* **Written task**
From the line with "Type out the text in this image." through the final line, transcribe the material below character for character; include no other lines.

(Data entries)
.....
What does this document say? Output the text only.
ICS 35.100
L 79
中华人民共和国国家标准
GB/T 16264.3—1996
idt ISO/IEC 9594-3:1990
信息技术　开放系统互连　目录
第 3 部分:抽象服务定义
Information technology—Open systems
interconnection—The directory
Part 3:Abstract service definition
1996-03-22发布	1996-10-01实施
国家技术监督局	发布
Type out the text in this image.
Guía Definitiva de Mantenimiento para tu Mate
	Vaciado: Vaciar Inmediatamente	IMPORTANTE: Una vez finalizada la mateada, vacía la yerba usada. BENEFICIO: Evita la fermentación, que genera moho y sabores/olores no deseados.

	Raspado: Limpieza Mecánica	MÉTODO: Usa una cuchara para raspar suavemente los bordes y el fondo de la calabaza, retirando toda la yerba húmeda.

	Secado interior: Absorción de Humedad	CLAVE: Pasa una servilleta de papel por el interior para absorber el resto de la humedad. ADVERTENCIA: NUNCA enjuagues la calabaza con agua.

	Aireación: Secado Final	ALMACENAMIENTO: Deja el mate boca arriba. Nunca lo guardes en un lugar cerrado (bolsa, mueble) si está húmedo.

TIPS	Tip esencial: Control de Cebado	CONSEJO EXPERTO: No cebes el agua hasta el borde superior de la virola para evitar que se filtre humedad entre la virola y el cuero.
.....
* **Reply**
Type out the text in this image.
Guía Definitiva de Mantenimiento para tu Mate
	Vaciado: Vaciar Inmediatamente	IMPORTANTE: Una vez finalizada la mateada, vacía la yerba usada. BENEFICIO: Evita la fermentación, que genera moho y sabores/olores no deseados.

	Raspado: Limpieza Mecánica	MÉTODO: Usa una cuchara para raspar suavemente los bordes y el fondo de la calabaza, retirando toda la yerba húmeda.

	Secado interior: Absorción de Humedad	CLAVE: Pasa una servilleta de papel por el interior para absorber el resto de la humedad. ADVERTENCIA: NUNCA enjuagues la calabaza con agua.

	Aireación: Secado Final	ALMACENAMIENTO: Deja el mate boca arriba. Nunca lo guardes en un lugar cerrado (bolsa, mueble) si está húmedo.

TIPS	Tip esencial: Control de Cebado	CONSEJO EXPERTO: No cebes el agua hasta el borde superior de la virola para evitar que se filtre humedad entre la virola y el cuero.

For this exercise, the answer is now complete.